* [GIVEN EXERCISE]
For each line in the data below that holds "Lembaran", return a copy.

______

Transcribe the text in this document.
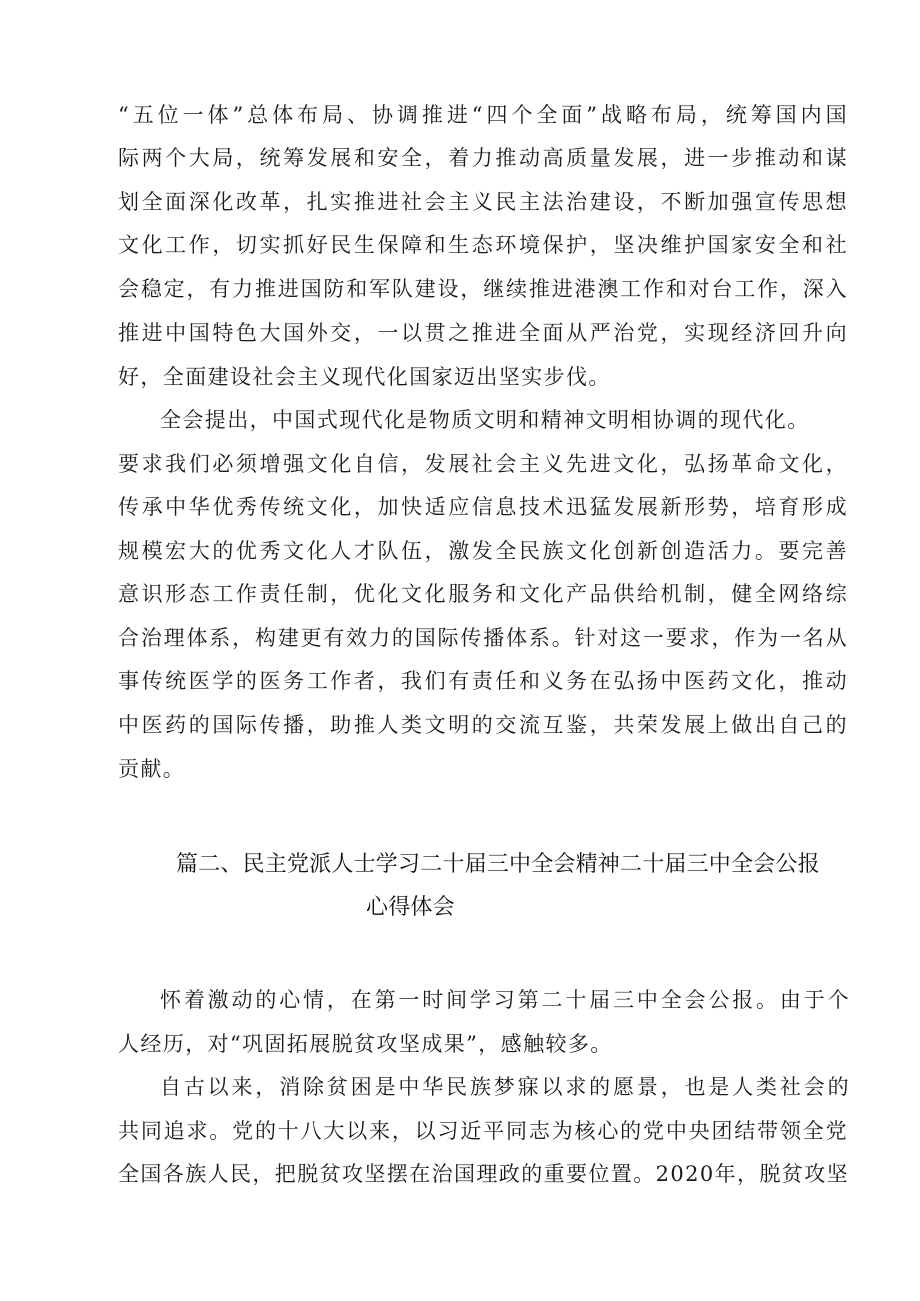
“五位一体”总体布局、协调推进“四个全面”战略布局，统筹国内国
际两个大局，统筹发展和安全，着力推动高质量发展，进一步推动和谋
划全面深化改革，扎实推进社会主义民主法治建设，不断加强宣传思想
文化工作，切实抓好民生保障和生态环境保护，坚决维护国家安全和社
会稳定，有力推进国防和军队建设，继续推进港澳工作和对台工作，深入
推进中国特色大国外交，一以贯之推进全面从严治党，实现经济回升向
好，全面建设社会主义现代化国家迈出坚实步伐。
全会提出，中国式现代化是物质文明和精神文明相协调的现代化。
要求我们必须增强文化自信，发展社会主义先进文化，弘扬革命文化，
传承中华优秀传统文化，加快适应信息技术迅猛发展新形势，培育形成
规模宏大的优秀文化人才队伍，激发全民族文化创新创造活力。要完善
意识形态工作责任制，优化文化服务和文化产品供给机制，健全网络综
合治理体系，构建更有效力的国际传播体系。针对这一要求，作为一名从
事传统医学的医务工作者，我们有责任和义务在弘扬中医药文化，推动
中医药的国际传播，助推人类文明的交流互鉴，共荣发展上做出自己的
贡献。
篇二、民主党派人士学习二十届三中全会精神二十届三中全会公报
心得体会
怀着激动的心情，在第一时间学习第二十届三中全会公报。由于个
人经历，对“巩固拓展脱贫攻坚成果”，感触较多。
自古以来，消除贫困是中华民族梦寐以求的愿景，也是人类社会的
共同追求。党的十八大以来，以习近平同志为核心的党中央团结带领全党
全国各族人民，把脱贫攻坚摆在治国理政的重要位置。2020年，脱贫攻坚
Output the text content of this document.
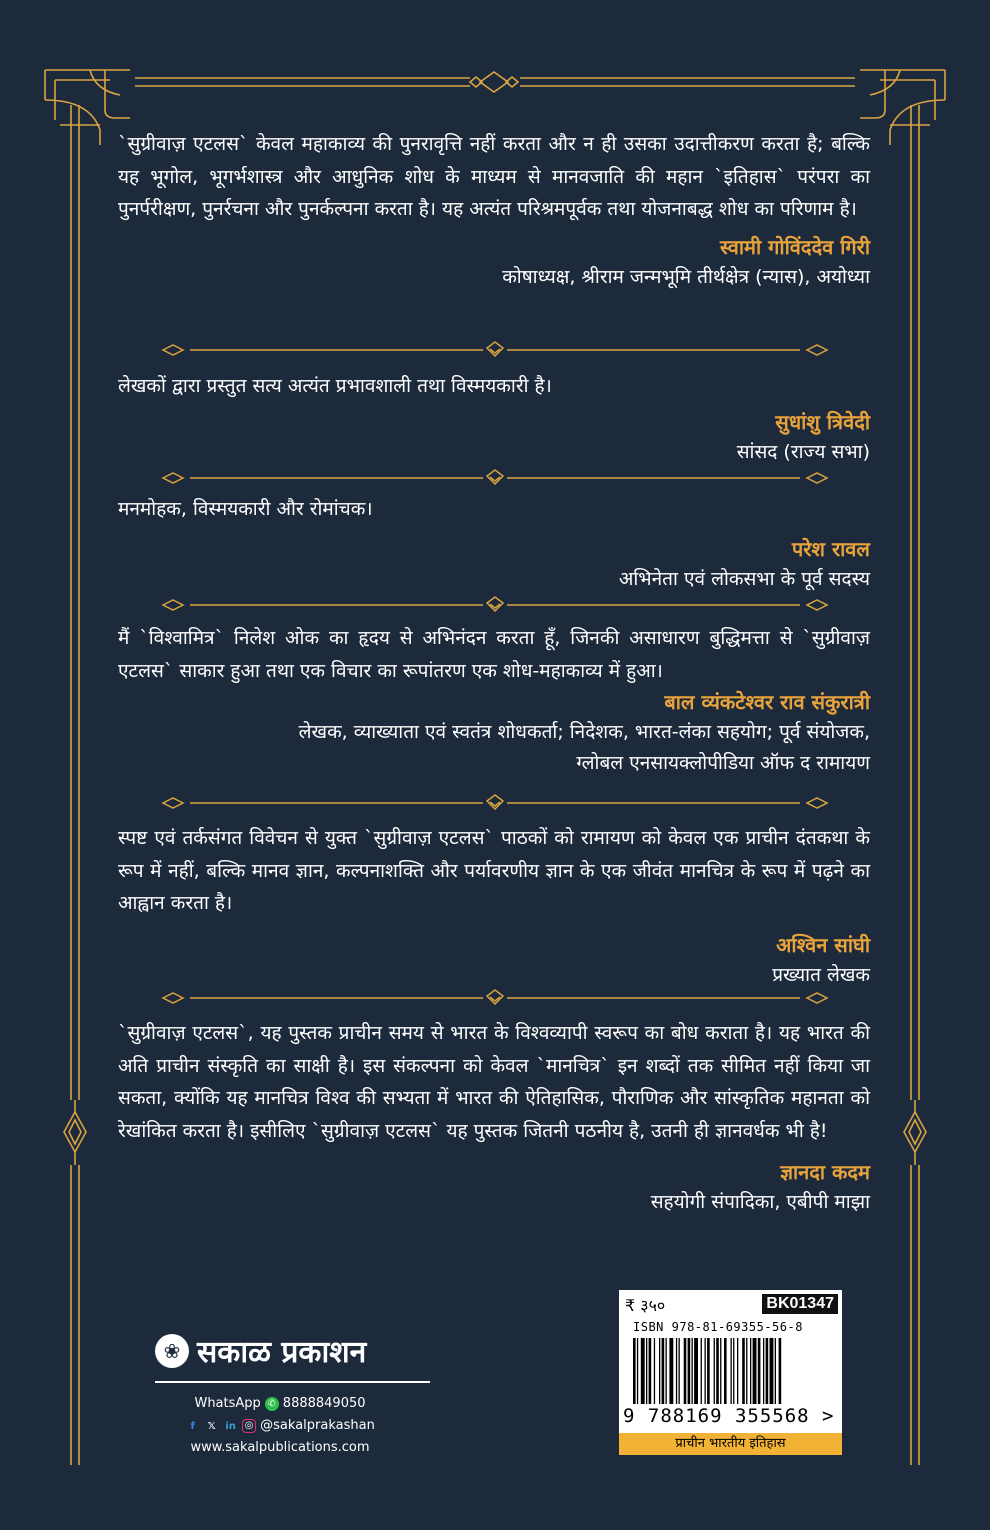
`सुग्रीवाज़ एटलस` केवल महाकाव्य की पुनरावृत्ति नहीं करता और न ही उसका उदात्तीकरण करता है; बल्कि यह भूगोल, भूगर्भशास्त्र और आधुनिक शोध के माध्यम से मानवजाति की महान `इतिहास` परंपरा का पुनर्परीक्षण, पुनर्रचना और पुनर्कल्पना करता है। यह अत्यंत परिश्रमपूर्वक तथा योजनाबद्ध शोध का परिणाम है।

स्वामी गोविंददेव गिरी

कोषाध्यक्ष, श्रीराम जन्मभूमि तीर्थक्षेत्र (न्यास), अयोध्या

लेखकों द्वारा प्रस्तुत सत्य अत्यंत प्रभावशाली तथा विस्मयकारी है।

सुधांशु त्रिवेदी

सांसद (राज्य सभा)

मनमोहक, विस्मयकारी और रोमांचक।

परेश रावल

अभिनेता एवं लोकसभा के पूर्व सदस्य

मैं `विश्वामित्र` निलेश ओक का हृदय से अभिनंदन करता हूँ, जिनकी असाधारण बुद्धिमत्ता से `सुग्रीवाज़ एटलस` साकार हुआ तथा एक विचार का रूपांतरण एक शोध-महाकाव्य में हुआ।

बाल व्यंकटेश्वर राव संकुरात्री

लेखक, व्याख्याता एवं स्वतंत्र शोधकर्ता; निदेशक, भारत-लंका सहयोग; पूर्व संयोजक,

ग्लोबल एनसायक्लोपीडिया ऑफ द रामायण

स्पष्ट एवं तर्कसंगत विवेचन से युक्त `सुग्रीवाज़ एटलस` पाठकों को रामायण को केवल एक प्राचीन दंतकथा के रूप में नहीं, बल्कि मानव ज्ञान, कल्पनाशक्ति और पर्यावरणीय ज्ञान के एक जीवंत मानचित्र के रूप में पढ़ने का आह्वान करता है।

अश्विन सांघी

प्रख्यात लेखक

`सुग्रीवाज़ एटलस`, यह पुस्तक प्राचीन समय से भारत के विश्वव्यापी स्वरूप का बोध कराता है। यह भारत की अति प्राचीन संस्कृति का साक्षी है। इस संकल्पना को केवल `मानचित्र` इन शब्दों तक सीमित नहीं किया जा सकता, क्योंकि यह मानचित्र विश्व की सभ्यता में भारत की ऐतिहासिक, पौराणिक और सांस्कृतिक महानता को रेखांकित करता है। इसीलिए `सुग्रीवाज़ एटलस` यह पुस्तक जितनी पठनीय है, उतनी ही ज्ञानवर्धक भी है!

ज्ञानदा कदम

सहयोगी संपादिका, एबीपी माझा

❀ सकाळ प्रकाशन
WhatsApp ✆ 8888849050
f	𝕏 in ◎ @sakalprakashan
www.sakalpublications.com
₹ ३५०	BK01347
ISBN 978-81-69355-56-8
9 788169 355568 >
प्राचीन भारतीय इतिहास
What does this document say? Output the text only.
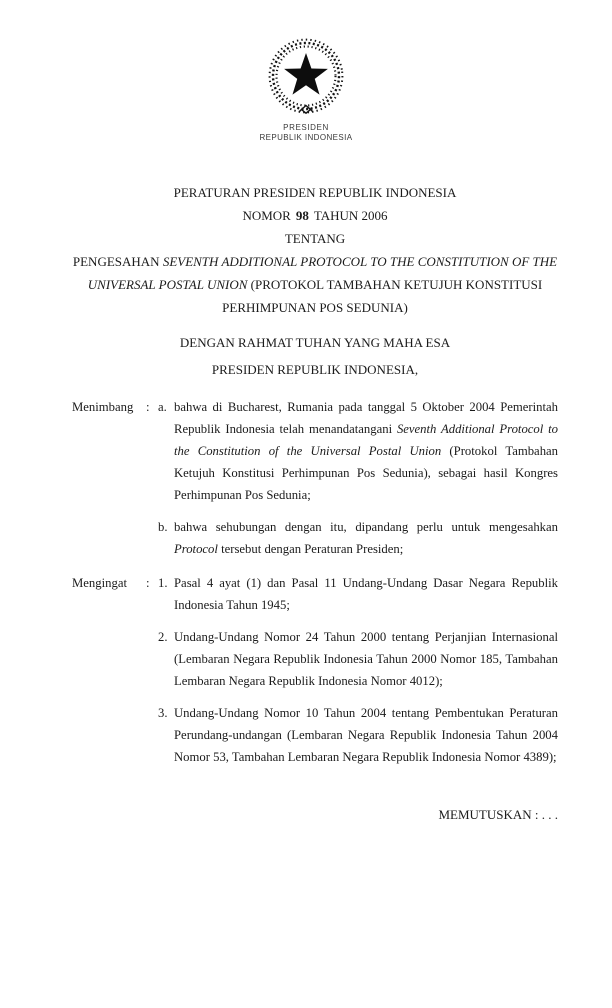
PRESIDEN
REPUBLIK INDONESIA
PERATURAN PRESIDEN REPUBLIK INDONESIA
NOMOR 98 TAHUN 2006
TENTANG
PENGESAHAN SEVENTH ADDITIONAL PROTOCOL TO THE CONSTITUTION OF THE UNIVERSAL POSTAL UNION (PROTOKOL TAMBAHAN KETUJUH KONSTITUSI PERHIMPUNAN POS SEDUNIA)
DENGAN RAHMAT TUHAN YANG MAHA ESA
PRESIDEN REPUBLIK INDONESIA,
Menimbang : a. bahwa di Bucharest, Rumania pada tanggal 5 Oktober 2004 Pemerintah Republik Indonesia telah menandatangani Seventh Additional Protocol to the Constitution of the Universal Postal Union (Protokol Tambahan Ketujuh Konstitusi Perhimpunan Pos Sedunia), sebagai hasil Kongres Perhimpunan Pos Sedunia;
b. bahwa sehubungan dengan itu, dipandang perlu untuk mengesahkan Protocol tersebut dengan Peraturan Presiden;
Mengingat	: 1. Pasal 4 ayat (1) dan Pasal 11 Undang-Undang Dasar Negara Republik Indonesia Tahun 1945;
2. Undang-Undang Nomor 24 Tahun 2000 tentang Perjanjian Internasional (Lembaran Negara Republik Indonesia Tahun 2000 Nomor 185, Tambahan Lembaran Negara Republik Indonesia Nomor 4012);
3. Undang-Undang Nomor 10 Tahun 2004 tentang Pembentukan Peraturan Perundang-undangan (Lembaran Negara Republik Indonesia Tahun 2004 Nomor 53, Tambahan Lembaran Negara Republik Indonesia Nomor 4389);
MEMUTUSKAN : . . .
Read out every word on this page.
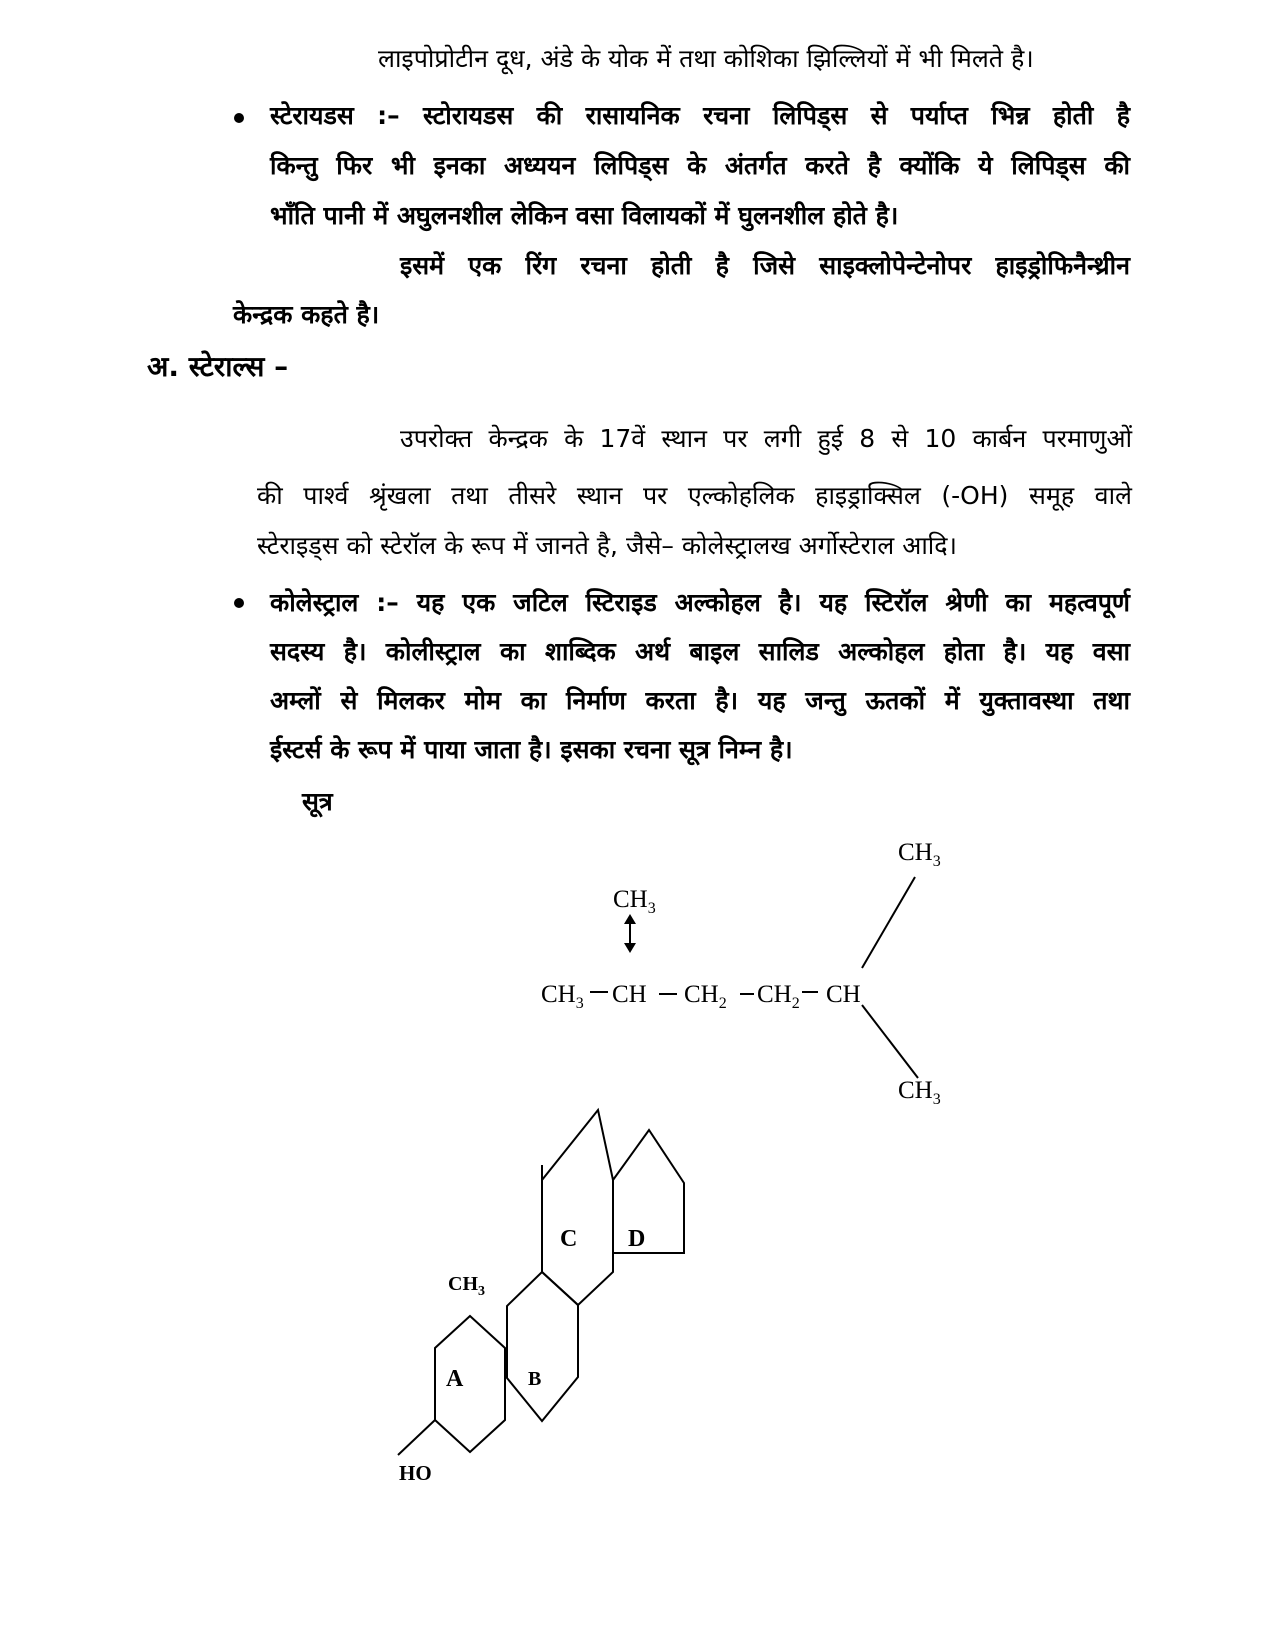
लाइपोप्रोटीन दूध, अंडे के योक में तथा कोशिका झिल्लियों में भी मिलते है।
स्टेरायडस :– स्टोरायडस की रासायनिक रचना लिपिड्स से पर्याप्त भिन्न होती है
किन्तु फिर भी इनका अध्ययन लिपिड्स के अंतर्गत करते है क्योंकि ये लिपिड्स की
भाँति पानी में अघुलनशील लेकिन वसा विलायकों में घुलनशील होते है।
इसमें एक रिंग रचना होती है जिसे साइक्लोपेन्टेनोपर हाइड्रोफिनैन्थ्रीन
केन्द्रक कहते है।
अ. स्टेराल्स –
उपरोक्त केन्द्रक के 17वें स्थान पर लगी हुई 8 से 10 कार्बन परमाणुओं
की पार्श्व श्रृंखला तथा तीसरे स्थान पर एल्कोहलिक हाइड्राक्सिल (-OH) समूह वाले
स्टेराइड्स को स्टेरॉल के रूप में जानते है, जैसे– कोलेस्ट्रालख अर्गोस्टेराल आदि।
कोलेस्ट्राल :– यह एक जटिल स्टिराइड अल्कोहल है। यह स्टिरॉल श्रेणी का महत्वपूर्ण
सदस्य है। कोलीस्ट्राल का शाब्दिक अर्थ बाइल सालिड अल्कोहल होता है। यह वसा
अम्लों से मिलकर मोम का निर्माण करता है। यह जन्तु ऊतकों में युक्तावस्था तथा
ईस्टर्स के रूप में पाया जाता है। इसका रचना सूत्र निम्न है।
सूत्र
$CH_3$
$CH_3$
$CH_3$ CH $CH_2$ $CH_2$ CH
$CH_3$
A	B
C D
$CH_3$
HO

______

* [FINISHED ANSWER]
2. Undang-Undang Nomor 24 Tahun 2000 tentang Perjanjian Internasional (Lembaran Negara Republik Indonesia Tahun 2000 Nomor 185, Tambahan Lembaran Negara Republik Indonesia Nomor 4012);
3. Undang-Undang Nomor 10 Tahun 2004 tentang Pembentukan Peraturan Perundang-undangan (Lembaran Negara Republik Indonesia Tahun 2004 Nomor 53, Tambahan Lembaran Negara Republik Indonesia Nomor 4389);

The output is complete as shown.